» DATA FOR THIS TASK:
● ● ● ●
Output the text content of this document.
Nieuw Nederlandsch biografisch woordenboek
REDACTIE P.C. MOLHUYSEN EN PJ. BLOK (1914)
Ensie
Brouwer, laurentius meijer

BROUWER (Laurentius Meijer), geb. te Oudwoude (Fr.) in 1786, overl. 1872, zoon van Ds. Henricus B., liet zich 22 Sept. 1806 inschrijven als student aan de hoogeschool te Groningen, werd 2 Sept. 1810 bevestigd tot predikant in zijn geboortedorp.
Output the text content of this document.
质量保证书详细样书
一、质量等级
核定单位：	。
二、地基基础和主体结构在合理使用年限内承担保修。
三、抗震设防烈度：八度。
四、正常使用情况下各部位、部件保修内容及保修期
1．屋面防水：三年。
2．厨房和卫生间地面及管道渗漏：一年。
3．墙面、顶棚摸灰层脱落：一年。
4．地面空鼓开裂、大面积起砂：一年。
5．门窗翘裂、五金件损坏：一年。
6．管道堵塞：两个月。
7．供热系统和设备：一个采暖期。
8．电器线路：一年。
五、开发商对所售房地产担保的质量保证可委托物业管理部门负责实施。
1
● ● ● ●
From the records above, extract everything verbatim.

Output the text content of this document.
Nieuw Nederlandsch biografisch woordenboek
REDACTIE P.C. MOLHUYSEN EN PJ. BLOK (1914)
Ensie
Brouwer, laurentius meijer

BROUWER (Laurentius Meijer), geb. te Oudwoude (Fr.) in 1786, overl. 1872, zoon van Ds. Henricus B., liet zich 22 Sept. 1806 inschrijven als student aan de hoogeschool te Groningen, werd 2 Sept. 1810 bevestigd tot predikant in zijn geboortedorp.
Output the text content of this document.
质量保证书详细样书
一、质量等级
核定单位：	。
二、地基基础和主体结构在合理使用年限内承担保修。
三、抗震设防烈度：八度。
四、正常使用情况下各部位、部件保修内容及保修期
1．屋面防水：三年。
2．厨房和卫生间地面及管道渗漏：一年。
3．墙面、顶棚摸灰层脱落：一年。
4．地面空鼓开裂、大面积起砂：一年。
5．门窗翘裂、五金件损坏：一年。
6．管道堵塞：两个月。
7．供热系统和设备：一个采暖期。
8．电器线路：一年。
五、开发商对所售房地产担保的质量保证可委托物业管理部门负责实施。
1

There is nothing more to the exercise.